GOAL
Repeat each entry as written and leave the images out of the copy.

MATERIAL PROVIDED

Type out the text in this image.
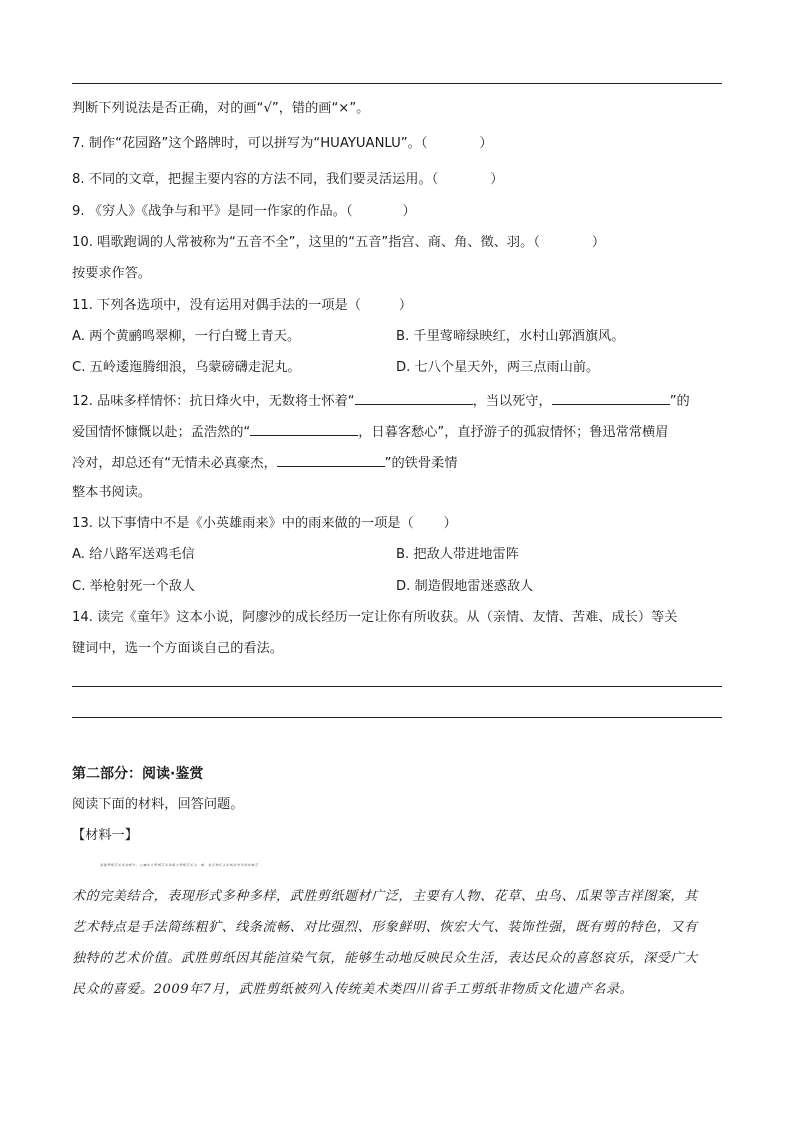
判断下列说法是否正确，对的画“√”，错的画“×”。
7. 制作“花园路”这个路牌时，可以拼写为“HUAYUANLU”。（	）
8. 不同的文章，把握主要内容的方法不同，我们要灵活运用。（	）
9. 《穷人》《战争与和平》是同一作家的作品。（	）
10. 唱歌跑调的人常被称为“五音不全”，这里的“五音”指宫、商、角、徵、羽。（	）
按要求作答。
11. 下列各选项中，没有运用对偶手法的一项是（	）
A. 两个黄鹂鸣翠柳，一行白鹭上青天。	B. 千里莺啼绿映红，水村山郭酒旗风。
C. 五岭逶迤腾细浪，乌蒙磅礴走泥丸。	D. 七八个星天外，两三点雨山前。
12. 品味多样情怀：抗日烽火中，无数将士怀着“	，当以死守，	”的
爱国情怀慷慨以赴；孟浩然的“	，日暮客愁心”，直抒游子的孤寂情怀；鲁迅常常横眉
冷对，却总还有“无情未必真豪杰，	”的铁骨柔情
整本书阅读。
13. 以下事情中不是《小英雄雨来》中的雨来做的一项是（ ）
A. 给八路军送鸡毛信	B. 把敌人带进地雷阵
C. 举枪射死一个敌人	D. 制造假地雷迷惑敌人
14. 读完《童年》这本小说，阿廖沙的成长经历一定让你有所收获。从（亲情、友情、苦难、成长）等关
键词中，选一个方面谈自己的看法。
第二部分：阅读·鉴赏
阅读下面的材料，回答问题。
【材料一】
武胜剪纸艺术历史悠久，它融北方剪纸艺术和南方剪纸艺术为一体，也是现代美术知识与民间传统艺
术的完美结合，表现形式多种多样，武胜剪纸题材广泛，主要有人物、花草、虫鸟、瓜果等吉祥图案，其
艺术特点是手法简练粗犷、线条流畅、对比强烈、形象鲜明、恢宏大气、装饰性强，既有剪的特色，又有
独特的艺术价值。武胜剪纸因其能渲染气氛，能够生动地反映民众生活，表达民众的喜怒哀乐，深受广大
民众的喜爱。2009年7月，武胜剪纸被列入传统美术类四川省手工剪纸非物质文化遗产名录。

CORRECT RESPONSE
Type out the text in this image.
判断下列说法是否正确，对的画“√”，错的画“×”。
7. 制作“花园路”这个路牌时，可以拼写为“HUAYUANLU”。（	）
8. 不同的文章，把握主要内容的方法不同，我们要灵活运用。（	）
9. 《穷人》《战争与和平》是同一作家的作品。（	）
10. 唱歌跑调的人常被称为“五音不全”，这里的“五音”指宫、商、角、徵、羽。（	）
按要求作答。
11. 下列各选项中，没有运用对偶手法的一项是（	）
A. 两个黄鹂鸣翠柳，一行白鹭上青天。	B. 千里莺啼绿映红，水村山郭酒旗风。
C. 五岭逶迤腾细浪，乌蒙磅礴走泥丸。	D. 七八个星天外，两三点雨山前。
12. 品味多样情怀：抗日烽火中，无数将士怀着“	，当以死守，	”的
爱国情怀慷慨以赴；孟浩然的“	，日暮客愁心”，直抒游子的孤寂情怀；鲁迅常常横眉
冷对，却总还有“无情未必真豪杰，	”的铁骨柔情
整本书阅读。
13. 以下事情中不是《小英雄雨来》中的雨来做的一项是（ ）
A. 给八路军送鸡毛信	B. 把敌人带进地雷阵
C. 举枪射死一个敌人	D. 制造假地雷迷惑敌人
14. 读完《童年》这本小说，阿廖沙的成长经历一定让你有所收获。从（亲情、友情、苦难、成长）等关
键词中，选一个方面谈自己的看法。
第二部分：阅读·鉴赏
阅读下面的材料，回答问题。
【材料一】
武胜剪纸艺术历史悠久，它融北方剪纸艺术和南方剪纸艺术为一体，也是现代美术知识与民间传统艺
术的完美结合，表现形式多种多样，武胜剪纸题材广泛，主要有人物、花草、虫鸟、瓜果等吉祥图案，其
艺术特点是手法简练粗犷、线条流畅、对比强烈、形象鲜明、恢宏大气、装饰性强，既有剪的特色，又有
独特的艺术价值。武胜剪纸因其能渲染气氛，能够生动地反映民众生活，表达民众的喜怒哀乐，深受广大
民众的喜爱。2009年7月，武胜剪纸被列入传统美术类四川省手工剪纸非物质文化遗产名录。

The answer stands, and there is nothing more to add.